§ **Task**:
Output the material below in full, exactly as it is.

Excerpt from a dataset
## BEGIN
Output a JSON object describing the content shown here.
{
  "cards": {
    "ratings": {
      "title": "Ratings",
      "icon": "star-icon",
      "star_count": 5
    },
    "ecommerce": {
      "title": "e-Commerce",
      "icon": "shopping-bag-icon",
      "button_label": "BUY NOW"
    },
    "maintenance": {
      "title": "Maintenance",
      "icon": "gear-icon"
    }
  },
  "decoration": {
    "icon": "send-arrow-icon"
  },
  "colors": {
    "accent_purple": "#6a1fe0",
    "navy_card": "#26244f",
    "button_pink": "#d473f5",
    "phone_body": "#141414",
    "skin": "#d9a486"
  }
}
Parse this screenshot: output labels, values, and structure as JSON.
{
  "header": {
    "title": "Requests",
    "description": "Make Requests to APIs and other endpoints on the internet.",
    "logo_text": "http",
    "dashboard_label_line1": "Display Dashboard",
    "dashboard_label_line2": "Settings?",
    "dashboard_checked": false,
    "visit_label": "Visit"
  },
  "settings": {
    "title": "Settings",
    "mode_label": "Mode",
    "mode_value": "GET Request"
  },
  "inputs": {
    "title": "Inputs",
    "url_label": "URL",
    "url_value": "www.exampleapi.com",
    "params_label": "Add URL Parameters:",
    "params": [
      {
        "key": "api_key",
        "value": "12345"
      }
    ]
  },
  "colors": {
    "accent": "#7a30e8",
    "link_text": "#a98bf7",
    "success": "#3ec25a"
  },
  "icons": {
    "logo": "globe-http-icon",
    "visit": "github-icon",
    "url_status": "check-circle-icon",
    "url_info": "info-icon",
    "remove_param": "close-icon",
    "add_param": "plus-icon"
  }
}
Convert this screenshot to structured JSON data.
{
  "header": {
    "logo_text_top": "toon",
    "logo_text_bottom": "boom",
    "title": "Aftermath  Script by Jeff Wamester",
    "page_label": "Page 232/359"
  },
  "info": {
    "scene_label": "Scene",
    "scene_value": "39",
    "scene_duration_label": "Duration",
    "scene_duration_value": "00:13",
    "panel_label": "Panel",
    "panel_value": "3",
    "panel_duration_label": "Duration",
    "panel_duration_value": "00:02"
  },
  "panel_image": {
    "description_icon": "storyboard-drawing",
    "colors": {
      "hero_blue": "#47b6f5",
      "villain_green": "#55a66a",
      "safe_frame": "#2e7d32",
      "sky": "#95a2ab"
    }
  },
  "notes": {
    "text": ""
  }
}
## END
§ **Result**:
Output a JSON object describing the content shown here.
{
  "cards": {
    "ratings": {
      "title": "Ratings",
      "icon": "star-icon",
      "star_count": 5
    },
    "ecommerce": {
      "title": "e-Commerce",
      "icon": "shopping-bag-icon",
      "button_label": "BUY NOW"
    },
    "maintenance": {
      "title": "Maintenance",
      "icon": "gear-icon"
    }
  },
  "decoration": {
    "icon": "send-arrow-icon"
  },
  "colors": {
    "accent_purple": "#6a1fe0",
    "navy_card": "#26244f",
    "button_pink": "#d473f5",
    "phone_body": "#141414",
    "skin": "#d9a486"
  }
}
Parse this screenshot: output labels, values, and structure as JSON.
{
  "header": {
    "title": "Requests",
    "description": "Make Requests to APIs and other endpoints on the internet.",
    "logo_text": "http",
    "dashboard_label_line1": "Display Dashboard",
    "dashboard_label_line2": "Settings?",
    "dashboard_checked": false,
    "visit_label": "Visit"
  },
  "settings": {
    "title": "Settings",
    "mode_label": "Mode",
    "mode_value": "GET Request"
  },
  "inputs": {
    "title": "Inputs",
    "url_label": "URL",
    "url_value": "www.exampleapi.com",
    "params_label": "Add URL Parameters:",
    "params": [
      {
        "key": "api_key",
        "value": "12345"
      }
    ]
  },
  "colors": {
    "accent": "#7a30e8",
    "link_text": "#a98bf7",
    "success": "#3ec25a"
  },
  "icons": {
    "logo": "globe-http-icon",
    "visit": "github-icon",
    "url_status": "check-circle-icon",
    "url_info": "info-icon",
    "remove_param": "close-icon",
    "add_param": "plus-icon"
  }
}
Convert this screenshot to structured JSON data.
{
  "header": {
    "logo_text_top": "toon",
    "logo_text_bottom": "boom",
    "title": "Aftermath  Script by Jeff Wamester",
    "page_label": "Page 232/359"
  },
  "info": {
    "scene_label": "Scene",
    "scene_value": "39",
    "scene_duration_label": "Duration",
    "scene_duration_value": "00:13",
    "panel_label": "Panel",
    "panel_value": "3",
    "panel_duration_label": "Duration",
    "panel_duration_value": "00:02"
  },
  "panel_image": {
    "description_icon": "storyboard-drawing",
    "colors": {
      "hero_blue": "#47b6f5",
      "villain_green": "#55a66a",
      "safe_frame": "#2e7d32",
      "sky": "#95a2ab"
    }
  },
  "notes": {
    "text": ""
  }
}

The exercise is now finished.